→ Work to be completed
Say how many lines of these entries include the word "color", and answer with the number alone.

----- Entries shown

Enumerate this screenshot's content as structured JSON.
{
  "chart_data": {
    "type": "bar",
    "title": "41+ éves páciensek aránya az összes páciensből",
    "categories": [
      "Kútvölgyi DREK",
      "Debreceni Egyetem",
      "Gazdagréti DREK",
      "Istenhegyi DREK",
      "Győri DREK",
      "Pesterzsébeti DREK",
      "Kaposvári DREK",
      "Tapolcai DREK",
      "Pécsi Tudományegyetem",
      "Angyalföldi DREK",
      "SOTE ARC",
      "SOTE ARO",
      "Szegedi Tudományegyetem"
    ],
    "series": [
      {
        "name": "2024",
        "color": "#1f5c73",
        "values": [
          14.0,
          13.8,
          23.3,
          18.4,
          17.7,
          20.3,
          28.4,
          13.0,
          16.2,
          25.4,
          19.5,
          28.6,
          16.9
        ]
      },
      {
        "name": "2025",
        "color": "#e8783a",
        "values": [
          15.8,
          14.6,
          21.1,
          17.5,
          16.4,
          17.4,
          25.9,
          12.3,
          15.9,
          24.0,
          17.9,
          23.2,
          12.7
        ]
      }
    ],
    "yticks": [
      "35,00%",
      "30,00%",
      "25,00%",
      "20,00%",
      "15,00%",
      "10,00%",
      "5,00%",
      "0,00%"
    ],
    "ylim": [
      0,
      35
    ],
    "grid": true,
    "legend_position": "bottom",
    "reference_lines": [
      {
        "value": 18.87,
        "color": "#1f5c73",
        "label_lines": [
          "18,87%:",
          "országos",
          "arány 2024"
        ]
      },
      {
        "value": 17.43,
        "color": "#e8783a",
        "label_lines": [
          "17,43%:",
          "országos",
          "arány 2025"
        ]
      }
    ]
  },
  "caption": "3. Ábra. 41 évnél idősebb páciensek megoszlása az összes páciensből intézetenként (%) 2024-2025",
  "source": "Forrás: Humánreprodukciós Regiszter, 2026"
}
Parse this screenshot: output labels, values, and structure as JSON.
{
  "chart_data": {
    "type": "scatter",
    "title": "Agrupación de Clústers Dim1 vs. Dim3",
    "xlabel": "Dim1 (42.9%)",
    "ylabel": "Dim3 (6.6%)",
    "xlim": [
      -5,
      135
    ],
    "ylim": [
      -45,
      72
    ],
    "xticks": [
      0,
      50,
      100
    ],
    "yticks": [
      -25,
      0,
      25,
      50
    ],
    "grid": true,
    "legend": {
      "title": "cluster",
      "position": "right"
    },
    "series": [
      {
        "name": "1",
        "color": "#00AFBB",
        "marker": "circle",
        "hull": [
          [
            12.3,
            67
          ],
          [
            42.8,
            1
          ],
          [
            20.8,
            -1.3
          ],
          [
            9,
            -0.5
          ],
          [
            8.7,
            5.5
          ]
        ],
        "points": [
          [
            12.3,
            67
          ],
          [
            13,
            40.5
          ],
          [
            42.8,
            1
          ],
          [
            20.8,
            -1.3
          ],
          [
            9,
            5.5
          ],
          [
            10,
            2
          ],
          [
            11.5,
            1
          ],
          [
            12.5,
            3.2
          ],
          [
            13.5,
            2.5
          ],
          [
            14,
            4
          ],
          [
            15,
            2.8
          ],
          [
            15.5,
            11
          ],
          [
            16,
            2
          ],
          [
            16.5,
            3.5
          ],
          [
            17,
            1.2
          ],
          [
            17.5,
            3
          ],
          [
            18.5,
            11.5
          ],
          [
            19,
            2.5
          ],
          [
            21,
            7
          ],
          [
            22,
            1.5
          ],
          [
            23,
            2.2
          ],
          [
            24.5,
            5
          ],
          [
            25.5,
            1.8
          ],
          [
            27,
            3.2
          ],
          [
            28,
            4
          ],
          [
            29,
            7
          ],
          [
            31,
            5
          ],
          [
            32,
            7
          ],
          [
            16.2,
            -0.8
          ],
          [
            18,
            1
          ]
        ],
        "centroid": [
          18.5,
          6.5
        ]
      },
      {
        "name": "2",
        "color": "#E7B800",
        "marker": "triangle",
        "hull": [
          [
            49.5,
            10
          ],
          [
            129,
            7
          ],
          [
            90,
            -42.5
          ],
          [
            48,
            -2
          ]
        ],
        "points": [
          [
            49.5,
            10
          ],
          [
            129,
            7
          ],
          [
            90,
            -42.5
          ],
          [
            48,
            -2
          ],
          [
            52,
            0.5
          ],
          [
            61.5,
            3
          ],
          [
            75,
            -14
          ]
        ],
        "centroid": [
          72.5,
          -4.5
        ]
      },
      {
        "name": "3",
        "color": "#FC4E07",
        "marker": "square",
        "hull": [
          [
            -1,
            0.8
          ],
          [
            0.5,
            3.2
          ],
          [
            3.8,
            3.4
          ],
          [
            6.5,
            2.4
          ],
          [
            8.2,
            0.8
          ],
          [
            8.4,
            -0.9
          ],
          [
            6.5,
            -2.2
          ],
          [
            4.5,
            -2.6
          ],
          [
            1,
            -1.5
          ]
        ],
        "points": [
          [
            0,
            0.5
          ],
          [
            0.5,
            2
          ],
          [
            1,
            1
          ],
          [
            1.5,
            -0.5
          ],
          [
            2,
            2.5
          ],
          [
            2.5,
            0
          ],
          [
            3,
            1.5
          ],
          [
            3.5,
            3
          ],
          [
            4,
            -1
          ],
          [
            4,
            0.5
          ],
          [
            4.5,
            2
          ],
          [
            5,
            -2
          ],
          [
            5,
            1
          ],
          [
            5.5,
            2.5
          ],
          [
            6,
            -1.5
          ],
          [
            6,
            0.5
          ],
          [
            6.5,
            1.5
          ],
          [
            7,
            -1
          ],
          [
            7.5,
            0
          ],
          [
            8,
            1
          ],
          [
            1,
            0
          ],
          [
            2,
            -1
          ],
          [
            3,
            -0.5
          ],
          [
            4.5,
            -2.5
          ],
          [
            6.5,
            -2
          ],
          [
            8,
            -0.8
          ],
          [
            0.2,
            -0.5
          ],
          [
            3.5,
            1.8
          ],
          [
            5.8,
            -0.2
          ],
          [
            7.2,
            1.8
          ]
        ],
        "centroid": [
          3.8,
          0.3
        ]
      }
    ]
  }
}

----------

→ Completed task
7